## Data section

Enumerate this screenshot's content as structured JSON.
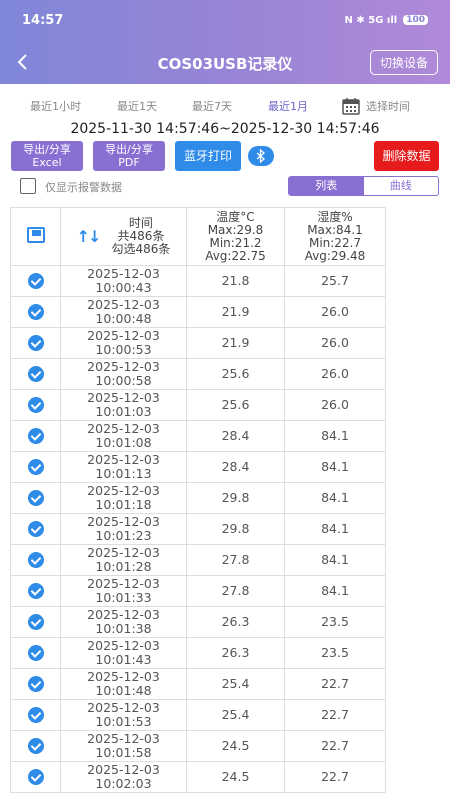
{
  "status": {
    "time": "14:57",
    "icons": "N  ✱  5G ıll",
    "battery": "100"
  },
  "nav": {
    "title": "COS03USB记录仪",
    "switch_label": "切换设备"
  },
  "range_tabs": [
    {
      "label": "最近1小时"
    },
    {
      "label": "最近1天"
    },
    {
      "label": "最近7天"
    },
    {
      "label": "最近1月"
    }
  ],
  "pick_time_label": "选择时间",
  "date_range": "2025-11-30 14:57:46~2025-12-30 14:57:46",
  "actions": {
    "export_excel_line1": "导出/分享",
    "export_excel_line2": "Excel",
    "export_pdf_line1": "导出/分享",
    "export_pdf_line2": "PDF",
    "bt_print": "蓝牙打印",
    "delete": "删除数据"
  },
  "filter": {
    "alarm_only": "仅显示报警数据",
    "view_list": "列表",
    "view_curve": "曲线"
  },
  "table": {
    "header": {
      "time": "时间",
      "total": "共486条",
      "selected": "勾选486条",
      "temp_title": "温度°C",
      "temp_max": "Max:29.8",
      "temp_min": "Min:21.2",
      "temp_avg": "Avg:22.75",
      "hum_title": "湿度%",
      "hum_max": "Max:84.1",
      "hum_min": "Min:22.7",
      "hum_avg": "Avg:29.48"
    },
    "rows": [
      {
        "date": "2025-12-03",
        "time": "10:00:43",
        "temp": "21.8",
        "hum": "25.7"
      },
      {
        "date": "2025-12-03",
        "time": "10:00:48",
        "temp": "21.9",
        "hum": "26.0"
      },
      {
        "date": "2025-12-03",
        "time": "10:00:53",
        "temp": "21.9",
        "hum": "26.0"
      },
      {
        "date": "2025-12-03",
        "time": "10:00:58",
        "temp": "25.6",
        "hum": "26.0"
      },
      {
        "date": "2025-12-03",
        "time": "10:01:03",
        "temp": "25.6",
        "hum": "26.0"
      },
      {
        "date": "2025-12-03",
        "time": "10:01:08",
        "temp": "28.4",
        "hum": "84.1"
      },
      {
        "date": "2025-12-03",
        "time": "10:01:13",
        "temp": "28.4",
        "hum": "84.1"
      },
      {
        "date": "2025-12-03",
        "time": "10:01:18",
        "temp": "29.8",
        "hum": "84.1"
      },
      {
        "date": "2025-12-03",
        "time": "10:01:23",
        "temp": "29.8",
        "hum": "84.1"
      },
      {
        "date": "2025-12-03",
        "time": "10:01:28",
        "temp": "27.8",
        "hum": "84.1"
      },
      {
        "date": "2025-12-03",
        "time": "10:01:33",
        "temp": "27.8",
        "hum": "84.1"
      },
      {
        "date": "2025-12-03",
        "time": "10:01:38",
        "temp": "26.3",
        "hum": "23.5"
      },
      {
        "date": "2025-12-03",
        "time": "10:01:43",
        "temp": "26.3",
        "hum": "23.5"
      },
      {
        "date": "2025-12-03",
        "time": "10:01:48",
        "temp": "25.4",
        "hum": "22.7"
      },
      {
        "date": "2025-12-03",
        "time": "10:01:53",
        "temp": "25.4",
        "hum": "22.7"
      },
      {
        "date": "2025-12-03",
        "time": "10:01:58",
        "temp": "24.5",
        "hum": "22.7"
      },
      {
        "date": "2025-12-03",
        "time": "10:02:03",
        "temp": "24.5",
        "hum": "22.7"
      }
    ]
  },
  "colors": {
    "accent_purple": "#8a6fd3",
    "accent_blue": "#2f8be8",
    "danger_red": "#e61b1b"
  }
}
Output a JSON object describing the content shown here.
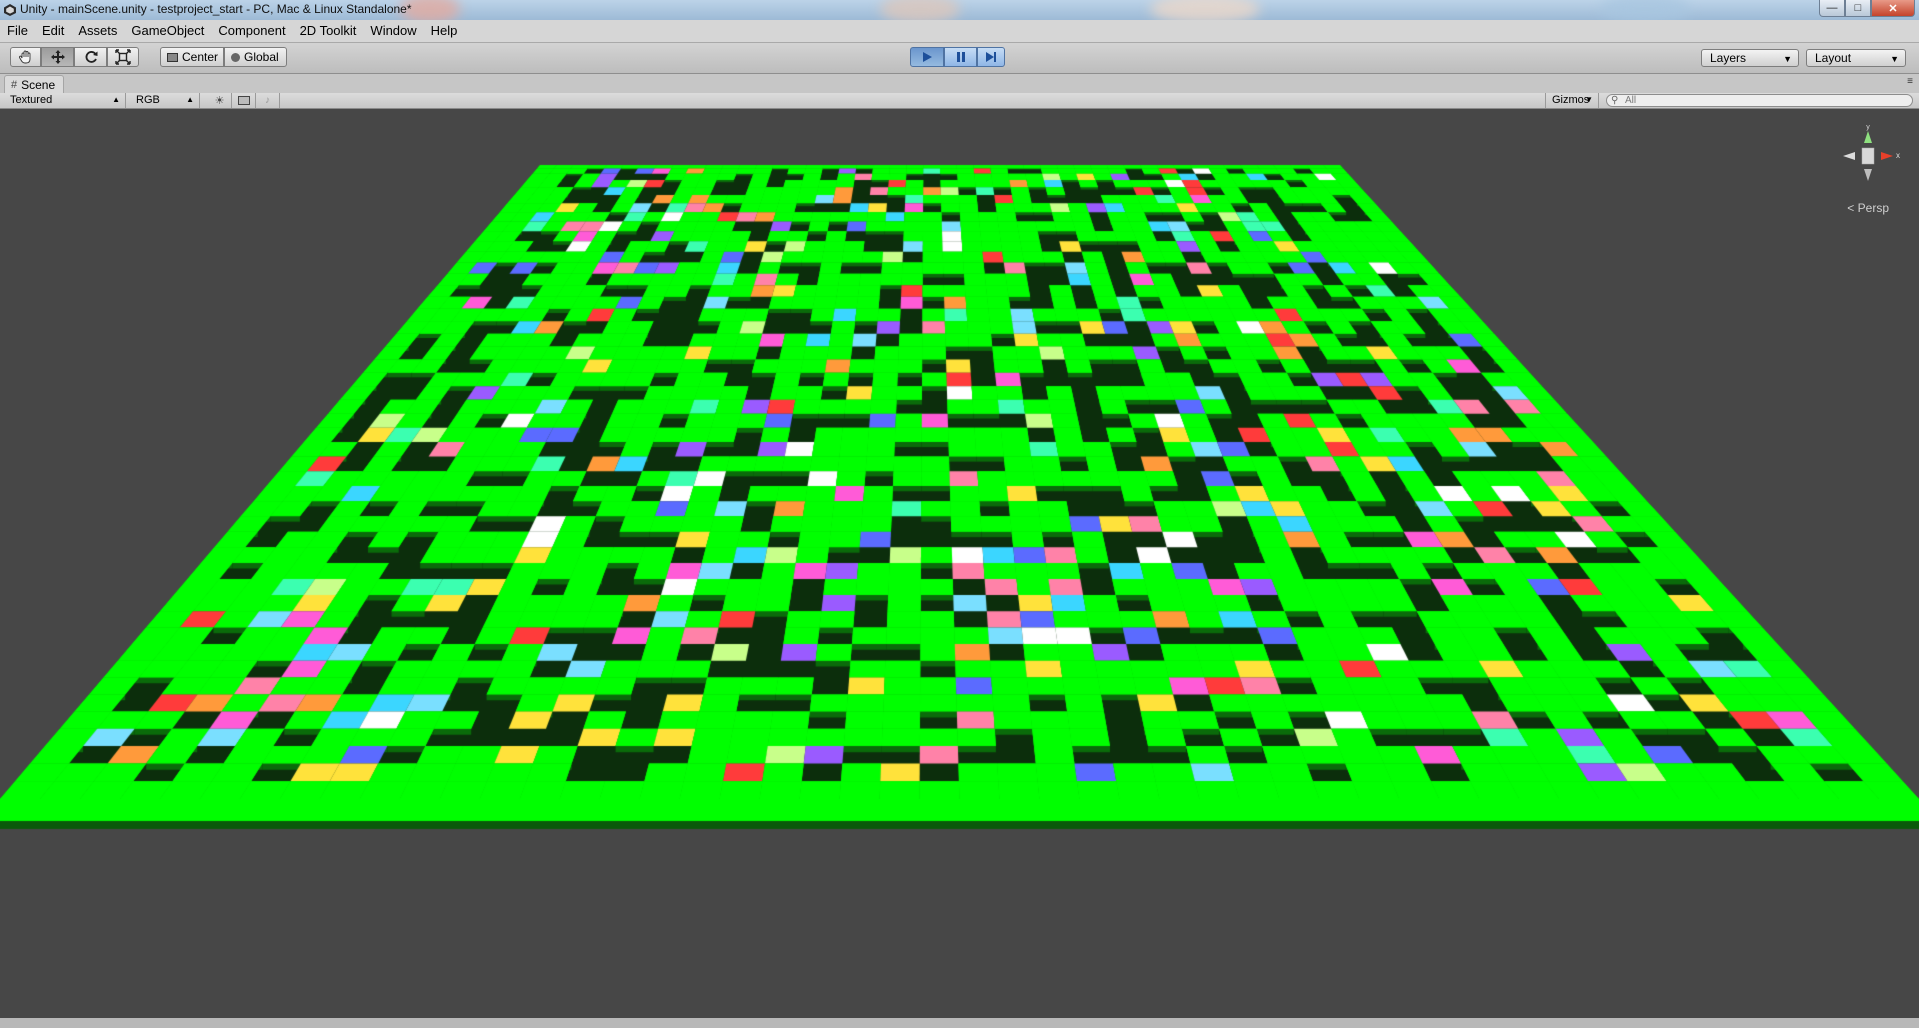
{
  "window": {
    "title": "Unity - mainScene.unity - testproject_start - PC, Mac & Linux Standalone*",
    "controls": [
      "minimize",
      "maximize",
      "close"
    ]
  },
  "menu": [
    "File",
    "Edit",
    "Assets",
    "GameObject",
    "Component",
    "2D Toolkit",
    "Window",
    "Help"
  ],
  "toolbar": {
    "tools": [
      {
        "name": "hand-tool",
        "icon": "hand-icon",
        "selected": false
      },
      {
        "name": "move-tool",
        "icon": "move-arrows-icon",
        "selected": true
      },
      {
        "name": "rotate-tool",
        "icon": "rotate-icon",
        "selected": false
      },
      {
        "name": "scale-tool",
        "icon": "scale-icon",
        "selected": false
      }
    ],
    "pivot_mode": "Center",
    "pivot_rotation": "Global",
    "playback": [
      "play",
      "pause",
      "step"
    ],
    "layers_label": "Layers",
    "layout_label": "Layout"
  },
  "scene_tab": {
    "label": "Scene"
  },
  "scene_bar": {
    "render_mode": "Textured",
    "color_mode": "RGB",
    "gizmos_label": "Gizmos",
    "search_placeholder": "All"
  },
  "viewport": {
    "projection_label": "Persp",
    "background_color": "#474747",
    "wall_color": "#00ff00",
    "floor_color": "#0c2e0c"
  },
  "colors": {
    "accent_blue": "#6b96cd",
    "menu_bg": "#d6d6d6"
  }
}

## Your instructions
Search the lines for the string "JSON" and copy every line that has it.

## Worked solution
Enumerate this screenshot's content as structured JSON.
Output a JSON object describing the content shown here.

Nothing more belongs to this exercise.